(Saved entries)
start
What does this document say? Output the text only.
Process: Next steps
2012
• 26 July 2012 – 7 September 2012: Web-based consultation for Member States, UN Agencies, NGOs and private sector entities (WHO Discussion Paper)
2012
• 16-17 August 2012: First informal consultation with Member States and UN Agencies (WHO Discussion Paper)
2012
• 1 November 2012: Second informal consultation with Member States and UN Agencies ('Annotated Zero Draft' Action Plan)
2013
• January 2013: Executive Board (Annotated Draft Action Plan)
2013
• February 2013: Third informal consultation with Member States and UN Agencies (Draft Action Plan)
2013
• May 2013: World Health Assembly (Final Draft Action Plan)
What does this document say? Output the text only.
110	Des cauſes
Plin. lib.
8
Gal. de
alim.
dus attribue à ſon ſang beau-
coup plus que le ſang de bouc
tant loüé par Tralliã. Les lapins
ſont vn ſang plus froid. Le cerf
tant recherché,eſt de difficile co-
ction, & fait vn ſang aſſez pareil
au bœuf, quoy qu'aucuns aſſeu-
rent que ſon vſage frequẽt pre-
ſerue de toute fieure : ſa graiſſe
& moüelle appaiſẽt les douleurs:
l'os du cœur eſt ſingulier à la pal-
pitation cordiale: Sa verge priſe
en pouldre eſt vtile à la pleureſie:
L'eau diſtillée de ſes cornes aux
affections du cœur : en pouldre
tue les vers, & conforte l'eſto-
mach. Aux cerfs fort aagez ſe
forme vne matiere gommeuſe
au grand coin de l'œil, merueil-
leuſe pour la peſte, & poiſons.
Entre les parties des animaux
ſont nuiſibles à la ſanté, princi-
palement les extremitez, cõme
end
* Work required *
Repeat the data verbatim.

* Solution *
What does this document say? Output the text only.
Process: Next steps
2012
• 26 July 2012 – 7 September 2012: Web-based consultation for Member States, UN Agencies, NGOs and private sector entities (WHO Discussion Paper)
2012
• 16-17 August 2012: First informal consultation with Member States and UN Agencies (WHO Discussion Paper)
2012
• 1 November 2012: Second informal consultation with Member States and UN Agencies ('Annotated Zero Draft' Action Plan)
2013
• January 2013: Executive Board (Annotated Draft Action Plan)
2013
• February 2013: Third informal consultation with Member States and UN Agencies (Draft Action Plan)
2013
• May 2013: World Health Assembly (Final Draft Action Plan)
What does this document say? Output the text only.
110	Des cauſes
Plin. lib.
8
Gal. de
alim.
dus attribue à ſon ſang beau-
coup plus que le ſang de bouc
tant loüé par Tralliã. Les lapins
ſont vn ſang plus froid. Le cerf
tant recherché,eſt de difficile co-
ction, & fait vn ſang aſſez pareil
au bœuf, quoy qu'aucuns aſſeu-
rent que ſon vſage frequẽt pre-
ſerue de toute fieure : ſa graiſſe
& moüelle appaiſẽt les douleurs:
l'os du cœur eſt ſingulier à la pal-
pitation cordiale: Sa verge priſe
en pouldre eſt vtile à la pleureſie:
L'eau diſtillée de ſes cornes aux
affections du cœur : en pouldre
tue les vers, & conforte l'eſto-
mach. Aux cerfs fort aagez ſe
forme vne matiere gommeuſe
au grand coin de l'œil, merueil-
leuſe pour la peſte, & poiſons.
Entre les parties des animaux
ſont nuiſibles à la ſanté, princi-
palement les extremitez, cõme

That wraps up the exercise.